___ Items

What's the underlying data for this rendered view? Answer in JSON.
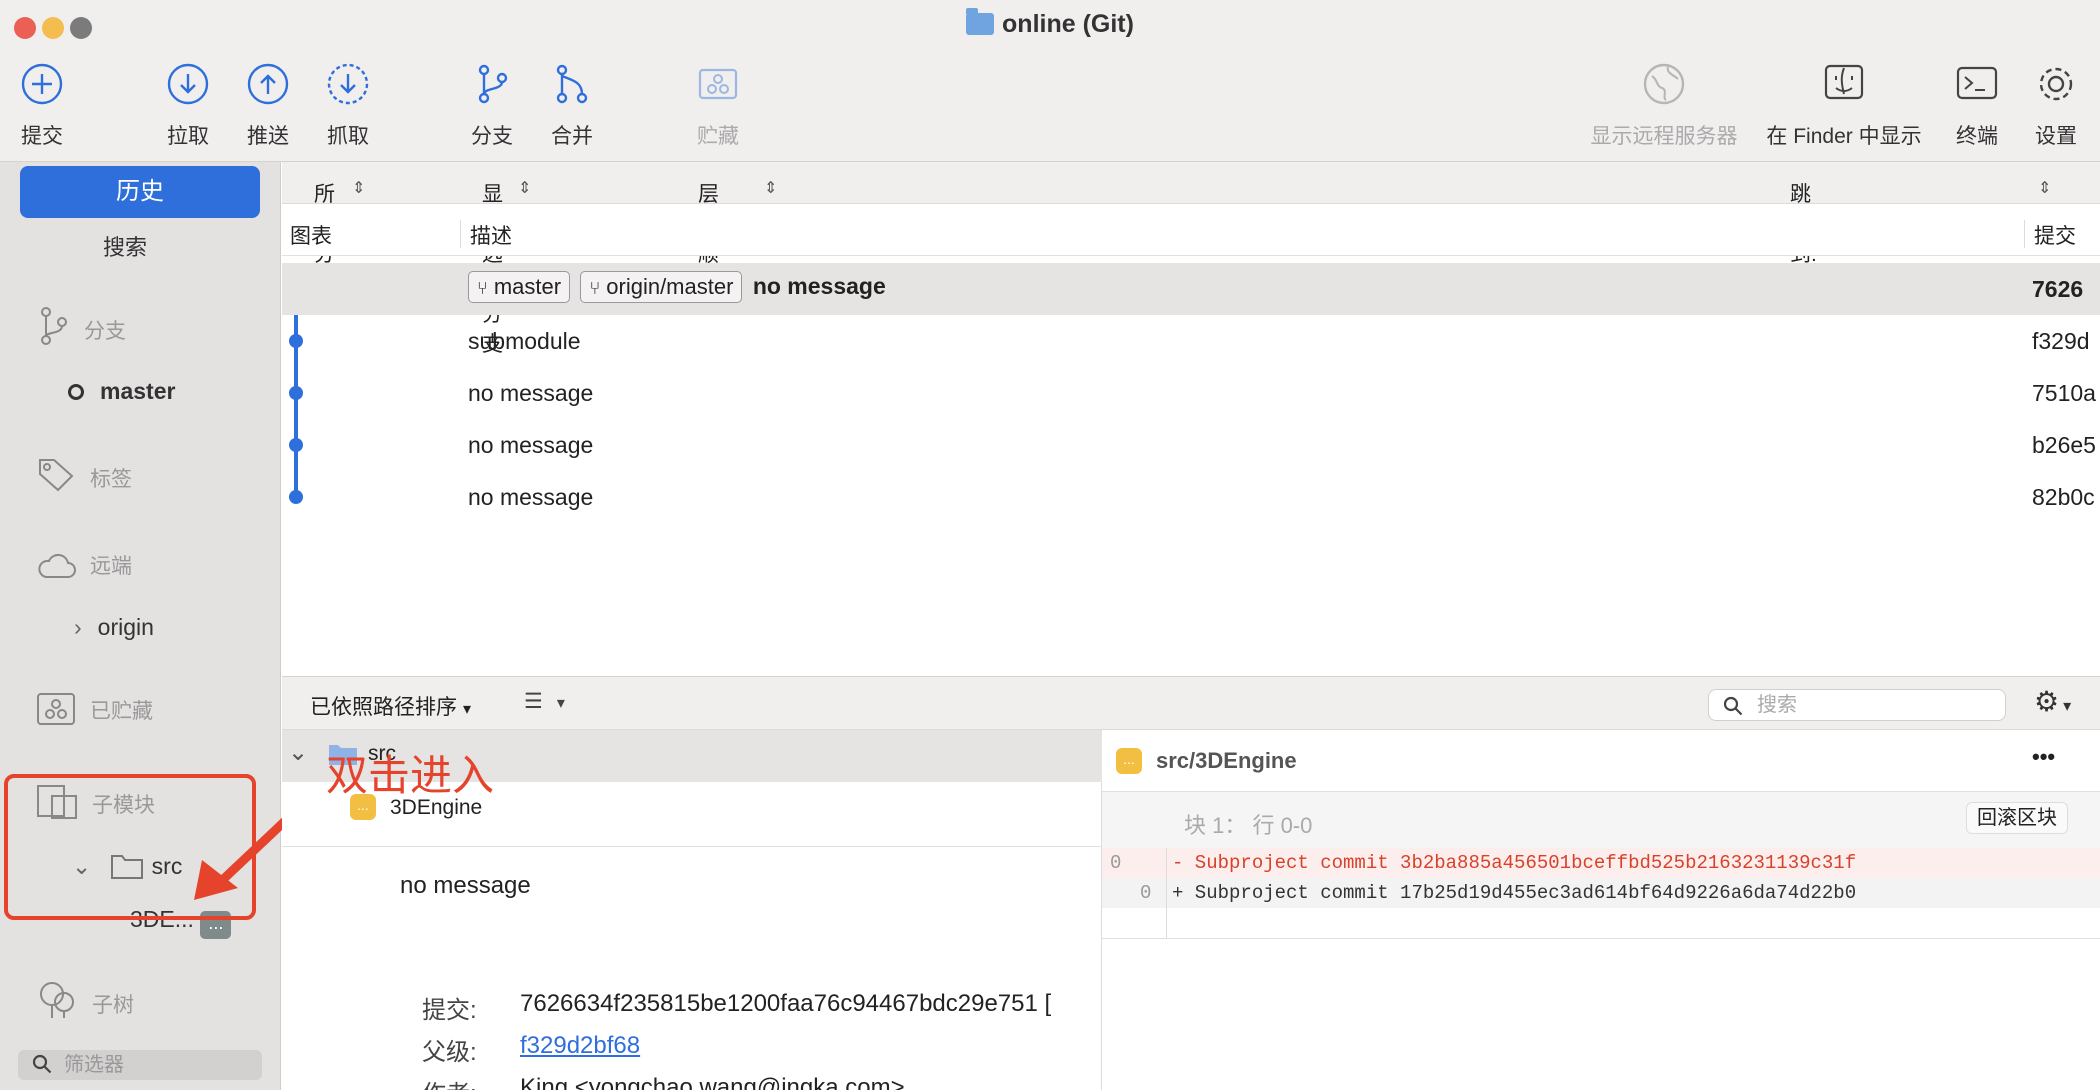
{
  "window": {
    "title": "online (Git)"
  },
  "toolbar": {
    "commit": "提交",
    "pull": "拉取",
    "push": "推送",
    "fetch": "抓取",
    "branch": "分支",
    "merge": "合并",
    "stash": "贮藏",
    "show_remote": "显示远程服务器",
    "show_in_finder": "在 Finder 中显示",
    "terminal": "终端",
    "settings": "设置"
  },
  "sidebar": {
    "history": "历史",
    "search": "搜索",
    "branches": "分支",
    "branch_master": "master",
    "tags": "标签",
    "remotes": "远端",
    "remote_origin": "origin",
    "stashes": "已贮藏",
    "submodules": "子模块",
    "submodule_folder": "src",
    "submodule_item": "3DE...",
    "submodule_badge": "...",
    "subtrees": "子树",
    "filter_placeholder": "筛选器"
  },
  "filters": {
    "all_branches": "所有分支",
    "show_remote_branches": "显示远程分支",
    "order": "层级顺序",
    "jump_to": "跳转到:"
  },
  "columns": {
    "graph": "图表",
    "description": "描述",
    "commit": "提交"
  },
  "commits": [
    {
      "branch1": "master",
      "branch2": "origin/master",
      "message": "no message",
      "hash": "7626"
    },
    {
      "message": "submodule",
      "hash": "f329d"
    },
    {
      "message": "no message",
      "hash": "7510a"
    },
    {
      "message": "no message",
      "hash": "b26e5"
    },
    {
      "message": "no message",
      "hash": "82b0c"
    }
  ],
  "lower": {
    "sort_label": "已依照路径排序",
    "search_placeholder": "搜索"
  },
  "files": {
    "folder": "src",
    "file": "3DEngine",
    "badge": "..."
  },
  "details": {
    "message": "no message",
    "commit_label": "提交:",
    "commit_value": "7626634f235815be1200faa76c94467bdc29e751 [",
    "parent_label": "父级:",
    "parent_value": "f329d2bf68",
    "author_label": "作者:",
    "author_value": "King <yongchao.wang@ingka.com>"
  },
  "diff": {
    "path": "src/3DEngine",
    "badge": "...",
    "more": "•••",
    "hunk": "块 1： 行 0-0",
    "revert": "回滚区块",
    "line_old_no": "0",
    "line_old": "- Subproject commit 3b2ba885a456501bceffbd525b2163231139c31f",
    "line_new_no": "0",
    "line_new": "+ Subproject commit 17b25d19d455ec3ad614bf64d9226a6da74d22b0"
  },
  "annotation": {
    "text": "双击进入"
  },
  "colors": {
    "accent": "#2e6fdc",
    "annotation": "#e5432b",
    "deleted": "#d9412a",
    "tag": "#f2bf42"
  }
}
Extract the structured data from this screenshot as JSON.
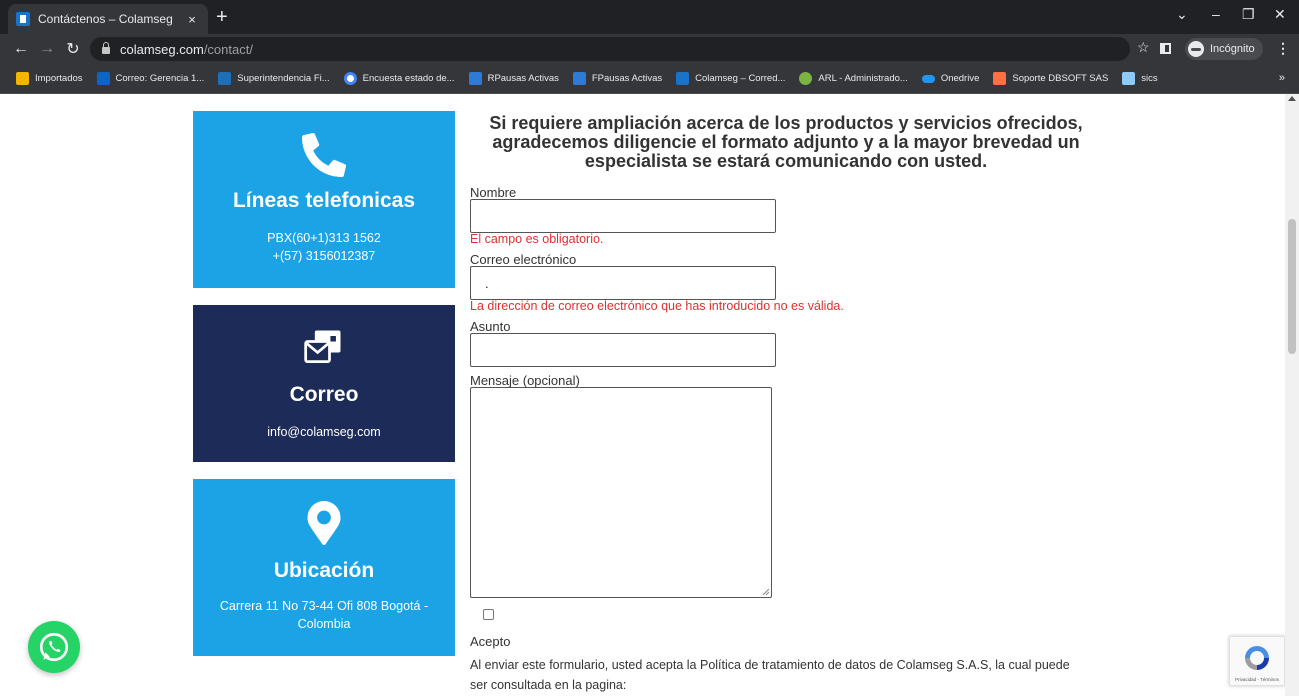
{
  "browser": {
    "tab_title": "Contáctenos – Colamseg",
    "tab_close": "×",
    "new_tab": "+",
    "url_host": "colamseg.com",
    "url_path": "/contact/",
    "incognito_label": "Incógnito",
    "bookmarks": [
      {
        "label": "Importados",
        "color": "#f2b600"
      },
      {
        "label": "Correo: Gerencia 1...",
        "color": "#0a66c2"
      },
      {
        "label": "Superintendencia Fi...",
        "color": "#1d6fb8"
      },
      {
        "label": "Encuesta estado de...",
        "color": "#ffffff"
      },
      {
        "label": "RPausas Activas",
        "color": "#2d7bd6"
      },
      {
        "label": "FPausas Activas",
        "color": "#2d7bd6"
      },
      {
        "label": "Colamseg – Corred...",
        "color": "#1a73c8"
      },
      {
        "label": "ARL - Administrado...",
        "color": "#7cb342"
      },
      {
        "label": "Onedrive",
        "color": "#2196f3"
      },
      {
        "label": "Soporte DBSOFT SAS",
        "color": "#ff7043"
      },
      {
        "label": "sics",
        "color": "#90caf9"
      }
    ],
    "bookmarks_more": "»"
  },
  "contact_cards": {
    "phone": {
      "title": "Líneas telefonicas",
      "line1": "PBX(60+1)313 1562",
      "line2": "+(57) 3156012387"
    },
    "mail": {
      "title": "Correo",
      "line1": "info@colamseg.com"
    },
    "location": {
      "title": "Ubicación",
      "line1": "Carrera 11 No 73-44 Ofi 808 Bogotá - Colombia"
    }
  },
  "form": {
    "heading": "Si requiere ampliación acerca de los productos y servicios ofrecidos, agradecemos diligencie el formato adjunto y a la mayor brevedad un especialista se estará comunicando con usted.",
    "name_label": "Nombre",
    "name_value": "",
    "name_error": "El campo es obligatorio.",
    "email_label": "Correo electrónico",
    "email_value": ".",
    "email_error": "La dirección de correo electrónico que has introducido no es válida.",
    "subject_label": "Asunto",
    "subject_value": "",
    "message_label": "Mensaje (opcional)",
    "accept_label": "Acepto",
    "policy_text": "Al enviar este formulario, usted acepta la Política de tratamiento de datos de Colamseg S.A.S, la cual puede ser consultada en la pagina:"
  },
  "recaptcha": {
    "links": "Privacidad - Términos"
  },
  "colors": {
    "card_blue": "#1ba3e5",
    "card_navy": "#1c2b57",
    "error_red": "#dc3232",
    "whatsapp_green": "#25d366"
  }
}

______

Written problem: Filter the entries above down to the lines containing the word "origin".

Answer to this exercise:
    "remote_origin": "origin",
      "branch2": "origin/master",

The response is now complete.